### DOCUMENT EXTRACT ###

The Constitution under the Fundamental Human Rights provides that a person charged with a criminal offence shall be entitled to be given adequate time and facilities for the preparation of his defence.

This means that if for any special reason he can not defend himself properly without an adjournment, the court should grant him legitimate adjournment. See Alhaji Ramonu Bello V. Dr. M.O. Thompson, Maxwell V. Keun (1928); Solanke V. Ajibola (1996/97). See A.T. Oyewo, in his book titled “Cases and materials on the Principle of Natural Justice”.

Therefore where in a given case it is conclusively established that the trial has been conducted in such a way as to lead but to the conclusion that an accused person was not offered adequate opportunity to put across his case, as for example, when an application for adjournment has been unreasonably or capriciously refused, or that the right to call a witness whose evidence is material to the just determination of the case has been denied, a Court of Appeal will undoubtedly interfere with the judgement of the trial court and hold that a failure of justice has been occasioned.

Lastly, it must be emphasised that a person standing trial must be allowed to call any witness to testify in his or her favour without any hindrance.

In summary, the following safeguards are available to an accused in a criminal trial:

  1. An accused shall be presumed innocent until he is proved guilty. 
  2.  An accused has a right to be informed promptly of the nature of  the offence in the language that he understands.
  3. He has a right to be given adequate time and facilities for the  preparation of his defence, Gokpa V. I.G.P. (1961). Where the  accused was brought from Port Harcourt without his counsel and  an application for adjournment of trial was refused by the trial  court. It was held that there was no fair hearing.
  4.  An accused has a right to defend himself in person or by a  counsel of his choice. But in Awolowo V. Federal Minister of  Internal Affairs (1962) and Awolowo V. Sarki (1962) was held  that a counsel means a Nigerian that is enrolled to practice in  Nigeria and one that is free to enter Nigeria without prohibition.
  5.  Also an accused has a right to examine witnesses called by the prosecution and obtain the attendance of witnesses in his favour  on the same condition as those applying to prosecution witnesses.

###

» JOBS:
(A) In the passage above on the rights of an accused person, how did Awolowo V. Federal Minister of Internal Affairs (1962) and Awolowo V. Sarki (1962) define a counsel?
(B) Condense the paragraph of the passage above on the rights of an accused person that begins "Therefore where in a given case" into a shorter version that retains its main points.
(C) Continue the passage above on the rights of an accused person, picking up after its final listed safeguard.

### EXCERPTED RECORDS ###

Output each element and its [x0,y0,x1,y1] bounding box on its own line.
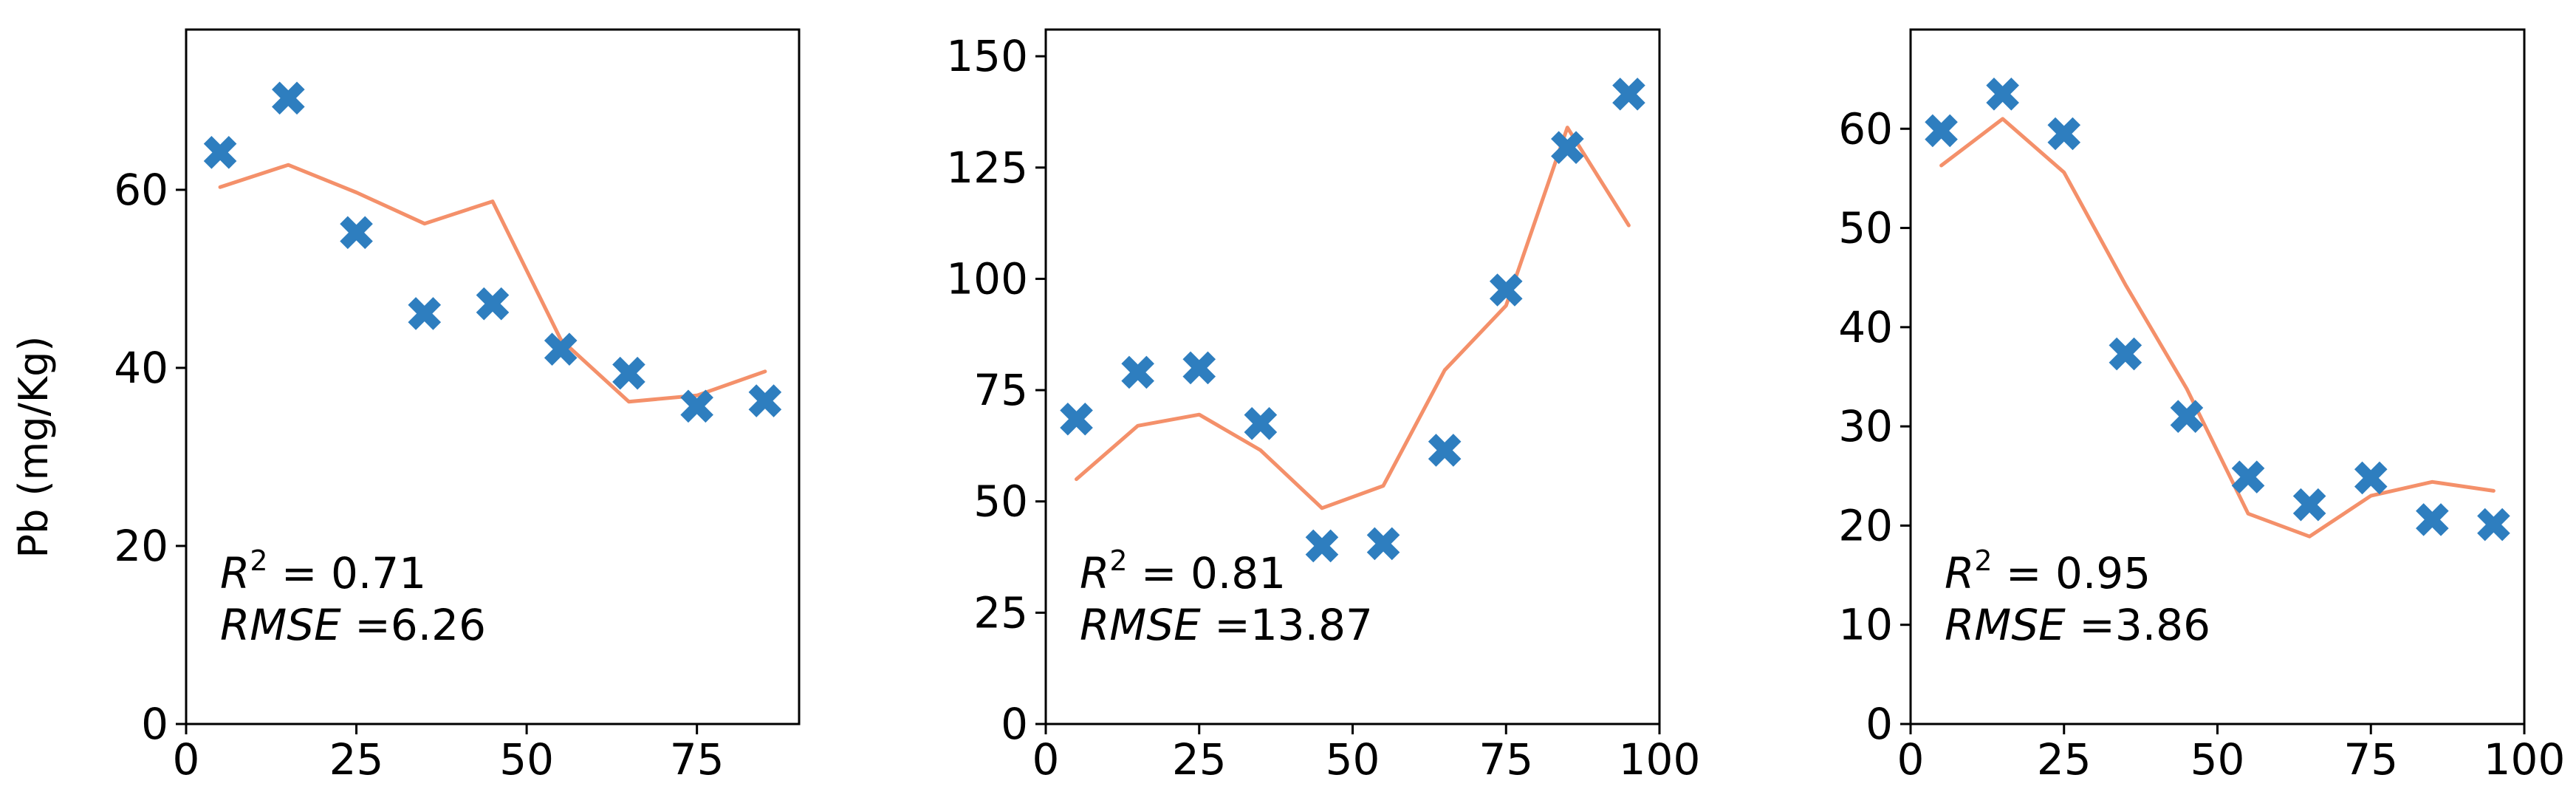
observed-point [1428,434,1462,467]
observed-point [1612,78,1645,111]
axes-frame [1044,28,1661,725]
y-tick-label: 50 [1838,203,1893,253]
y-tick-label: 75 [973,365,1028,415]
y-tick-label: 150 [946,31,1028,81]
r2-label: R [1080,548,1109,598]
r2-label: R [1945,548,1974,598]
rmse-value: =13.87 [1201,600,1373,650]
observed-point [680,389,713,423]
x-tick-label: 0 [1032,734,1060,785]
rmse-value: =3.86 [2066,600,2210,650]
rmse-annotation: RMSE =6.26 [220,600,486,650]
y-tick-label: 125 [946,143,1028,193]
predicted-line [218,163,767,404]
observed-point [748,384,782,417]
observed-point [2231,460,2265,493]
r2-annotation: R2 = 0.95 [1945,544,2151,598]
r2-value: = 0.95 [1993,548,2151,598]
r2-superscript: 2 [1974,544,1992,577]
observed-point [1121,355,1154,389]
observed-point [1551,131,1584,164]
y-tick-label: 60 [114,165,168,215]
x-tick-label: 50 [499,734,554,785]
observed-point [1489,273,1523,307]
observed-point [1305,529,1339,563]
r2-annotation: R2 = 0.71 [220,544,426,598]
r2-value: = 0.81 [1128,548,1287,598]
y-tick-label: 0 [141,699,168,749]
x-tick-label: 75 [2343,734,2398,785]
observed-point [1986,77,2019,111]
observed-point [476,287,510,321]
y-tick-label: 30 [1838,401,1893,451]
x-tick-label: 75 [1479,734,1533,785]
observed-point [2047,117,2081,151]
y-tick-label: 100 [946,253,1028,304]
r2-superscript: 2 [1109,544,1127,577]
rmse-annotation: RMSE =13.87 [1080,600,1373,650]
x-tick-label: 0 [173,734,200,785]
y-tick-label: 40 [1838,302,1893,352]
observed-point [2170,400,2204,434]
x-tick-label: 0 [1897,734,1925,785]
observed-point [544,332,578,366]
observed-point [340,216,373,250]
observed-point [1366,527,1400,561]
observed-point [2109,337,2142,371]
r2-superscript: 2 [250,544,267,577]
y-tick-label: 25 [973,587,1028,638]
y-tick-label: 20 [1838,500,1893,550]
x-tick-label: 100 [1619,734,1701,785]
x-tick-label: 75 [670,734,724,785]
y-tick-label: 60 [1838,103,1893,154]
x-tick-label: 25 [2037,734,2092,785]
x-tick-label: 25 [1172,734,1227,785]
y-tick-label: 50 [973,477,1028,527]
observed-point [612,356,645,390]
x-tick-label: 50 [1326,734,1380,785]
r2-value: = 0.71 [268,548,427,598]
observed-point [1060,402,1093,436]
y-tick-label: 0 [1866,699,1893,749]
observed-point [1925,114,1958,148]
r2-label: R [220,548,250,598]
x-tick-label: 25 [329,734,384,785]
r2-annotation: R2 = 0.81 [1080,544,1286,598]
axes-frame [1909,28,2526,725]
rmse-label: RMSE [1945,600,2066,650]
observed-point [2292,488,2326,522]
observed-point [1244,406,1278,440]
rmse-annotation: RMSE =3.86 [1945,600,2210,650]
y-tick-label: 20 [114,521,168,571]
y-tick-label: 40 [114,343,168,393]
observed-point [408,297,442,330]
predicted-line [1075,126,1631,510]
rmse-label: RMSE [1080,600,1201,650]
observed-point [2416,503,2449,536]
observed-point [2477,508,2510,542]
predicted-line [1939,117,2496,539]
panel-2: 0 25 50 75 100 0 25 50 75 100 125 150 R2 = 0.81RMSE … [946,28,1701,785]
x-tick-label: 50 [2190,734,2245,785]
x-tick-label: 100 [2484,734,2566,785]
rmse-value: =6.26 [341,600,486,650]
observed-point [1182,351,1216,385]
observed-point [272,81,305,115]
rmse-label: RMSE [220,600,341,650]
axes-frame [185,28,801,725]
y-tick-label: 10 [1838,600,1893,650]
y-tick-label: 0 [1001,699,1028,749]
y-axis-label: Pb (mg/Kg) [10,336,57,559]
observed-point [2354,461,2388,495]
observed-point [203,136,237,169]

###
### EXCERPTED RECORDS ###

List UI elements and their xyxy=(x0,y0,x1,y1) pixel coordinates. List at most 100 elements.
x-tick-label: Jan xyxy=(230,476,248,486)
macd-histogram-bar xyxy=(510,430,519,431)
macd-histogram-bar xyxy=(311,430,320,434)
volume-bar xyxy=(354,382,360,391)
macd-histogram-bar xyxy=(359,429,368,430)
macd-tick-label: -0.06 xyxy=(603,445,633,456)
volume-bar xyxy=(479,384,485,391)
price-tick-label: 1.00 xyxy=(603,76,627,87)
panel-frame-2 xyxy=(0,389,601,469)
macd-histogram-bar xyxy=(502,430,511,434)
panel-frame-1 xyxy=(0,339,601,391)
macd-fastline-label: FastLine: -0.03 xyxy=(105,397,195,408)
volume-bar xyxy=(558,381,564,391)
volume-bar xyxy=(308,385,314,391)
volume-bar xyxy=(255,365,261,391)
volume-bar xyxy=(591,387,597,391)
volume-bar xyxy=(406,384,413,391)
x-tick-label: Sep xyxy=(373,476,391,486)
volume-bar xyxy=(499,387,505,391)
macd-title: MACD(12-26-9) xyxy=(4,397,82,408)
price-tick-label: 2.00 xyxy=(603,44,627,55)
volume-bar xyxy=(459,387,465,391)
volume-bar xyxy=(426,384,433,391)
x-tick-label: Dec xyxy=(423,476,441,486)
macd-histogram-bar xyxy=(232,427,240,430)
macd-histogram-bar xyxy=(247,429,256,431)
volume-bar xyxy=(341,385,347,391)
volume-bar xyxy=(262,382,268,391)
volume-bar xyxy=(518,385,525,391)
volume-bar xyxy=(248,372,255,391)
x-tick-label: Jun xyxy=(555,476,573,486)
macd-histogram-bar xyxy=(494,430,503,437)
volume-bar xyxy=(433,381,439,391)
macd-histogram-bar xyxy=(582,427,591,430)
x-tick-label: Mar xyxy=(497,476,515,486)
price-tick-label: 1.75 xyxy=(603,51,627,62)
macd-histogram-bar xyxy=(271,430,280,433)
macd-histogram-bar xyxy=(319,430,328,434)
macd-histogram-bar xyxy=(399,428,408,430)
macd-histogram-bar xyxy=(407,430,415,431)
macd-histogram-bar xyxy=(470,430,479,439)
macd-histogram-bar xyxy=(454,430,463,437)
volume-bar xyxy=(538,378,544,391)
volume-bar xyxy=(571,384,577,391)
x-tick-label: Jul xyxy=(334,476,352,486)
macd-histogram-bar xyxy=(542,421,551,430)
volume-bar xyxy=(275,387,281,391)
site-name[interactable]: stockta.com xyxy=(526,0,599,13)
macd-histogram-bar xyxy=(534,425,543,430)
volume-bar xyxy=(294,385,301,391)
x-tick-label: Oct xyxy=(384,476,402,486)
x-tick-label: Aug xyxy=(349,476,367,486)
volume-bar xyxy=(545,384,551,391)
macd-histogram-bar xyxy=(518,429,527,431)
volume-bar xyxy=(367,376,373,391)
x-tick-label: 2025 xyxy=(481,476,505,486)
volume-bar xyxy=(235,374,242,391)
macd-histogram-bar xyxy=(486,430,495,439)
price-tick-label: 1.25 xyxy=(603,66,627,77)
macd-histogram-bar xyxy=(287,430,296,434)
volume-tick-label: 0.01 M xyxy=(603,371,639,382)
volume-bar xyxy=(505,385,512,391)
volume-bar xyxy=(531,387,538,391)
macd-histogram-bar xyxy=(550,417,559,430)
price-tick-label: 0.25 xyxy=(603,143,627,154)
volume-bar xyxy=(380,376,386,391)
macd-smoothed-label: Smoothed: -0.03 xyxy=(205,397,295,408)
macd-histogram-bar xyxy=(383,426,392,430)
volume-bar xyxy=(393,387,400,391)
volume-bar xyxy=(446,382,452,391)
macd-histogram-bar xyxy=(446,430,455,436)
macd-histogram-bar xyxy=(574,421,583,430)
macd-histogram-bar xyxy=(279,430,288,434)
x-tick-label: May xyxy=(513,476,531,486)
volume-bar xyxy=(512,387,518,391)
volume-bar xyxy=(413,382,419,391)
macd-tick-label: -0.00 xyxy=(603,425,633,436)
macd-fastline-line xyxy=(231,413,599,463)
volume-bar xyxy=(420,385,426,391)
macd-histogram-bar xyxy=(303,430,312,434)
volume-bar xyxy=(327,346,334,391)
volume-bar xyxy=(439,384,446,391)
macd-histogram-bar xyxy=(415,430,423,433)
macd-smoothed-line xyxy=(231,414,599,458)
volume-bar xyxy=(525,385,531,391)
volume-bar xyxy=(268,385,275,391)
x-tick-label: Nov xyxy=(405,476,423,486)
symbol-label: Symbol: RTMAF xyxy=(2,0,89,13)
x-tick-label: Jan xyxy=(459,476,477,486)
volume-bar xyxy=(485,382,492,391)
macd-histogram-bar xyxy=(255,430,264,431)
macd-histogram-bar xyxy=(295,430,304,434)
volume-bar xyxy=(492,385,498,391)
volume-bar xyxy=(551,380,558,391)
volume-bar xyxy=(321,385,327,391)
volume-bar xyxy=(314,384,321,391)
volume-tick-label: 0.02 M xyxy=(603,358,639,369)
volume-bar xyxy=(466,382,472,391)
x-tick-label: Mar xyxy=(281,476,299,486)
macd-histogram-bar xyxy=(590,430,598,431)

###
### EXCERPTED RECORDS ###

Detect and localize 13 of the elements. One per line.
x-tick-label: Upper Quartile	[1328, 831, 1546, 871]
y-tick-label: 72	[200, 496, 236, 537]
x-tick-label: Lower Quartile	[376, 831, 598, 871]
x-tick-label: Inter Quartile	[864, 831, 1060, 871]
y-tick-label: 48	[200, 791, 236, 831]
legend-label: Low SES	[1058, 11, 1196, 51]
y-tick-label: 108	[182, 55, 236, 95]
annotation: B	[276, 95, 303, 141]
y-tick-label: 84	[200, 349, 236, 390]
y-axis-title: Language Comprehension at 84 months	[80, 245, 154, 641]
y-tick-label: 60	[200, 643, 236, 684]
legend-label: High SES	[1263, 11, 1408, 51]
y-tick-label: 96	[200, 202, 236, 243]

###

» PER-TASK ANSWERS:
(A) A counsel means a Nigerian who is enrolled to practice in Nigeria and who is free to enter Nigeria without prohibition.

(B) If it is conclusively shown that an accused person was denied an adequate opportunity to present his case, a Court of Appeal will interfere with the trial court's judgement and hold that a failure of justice has occurred. Examples include an unreasonable or capricious refusal of an adjournment and the denial of the right to call a witness whose evidence is material to the case.

(C)
  6.  An accused has a right to, without payment, the assistance of an  interpreter if he can not understand the language used at the trial.  See Ajayi V. Zaria N.A. (1964).
  7. He has also a right to obtain copies of the judgement within 7  days – Note in this regard that section 258(1) of the Constitution. 
  8. An accused can not be convicted for an offence that did not constitute an offence at the time of the act or commission. 
  9. An accused can not be tried a second time for an offence for  which the accused had been previously convicted or acquitted  and or pardoned.
  10.  Right not to be compelled to give evidence at the trial is accorded  to an accused person.
  11.  Right not to be convicted for an offence not defined by law is  also available to an accused i.e. accused can only be charged with  a statutory offence. In Aoko V. Fagbemi (1961) High Court  quashed the conviction of the appellant by a Customary court for  the offence of “committing adultery by living with another man  without judicial separation”.

Right of Confrontation and Cross Examination

It is a fundamental rule of natural justice that a man charged before any tribunal should know the nature or full particulars of the charges against him before the trial. He should be given copies of the evidence taken without him, and he should be permitted to make cross examinations on them, otherwise justice is not done. In other words, he must be give adequate opportunity to know the case he has to meet and failure to supply him with a full statement of the facts or evidence upon which a panel and eventually a tribunal relied will be a denial of justice and a breach of the rules of Natural Justice.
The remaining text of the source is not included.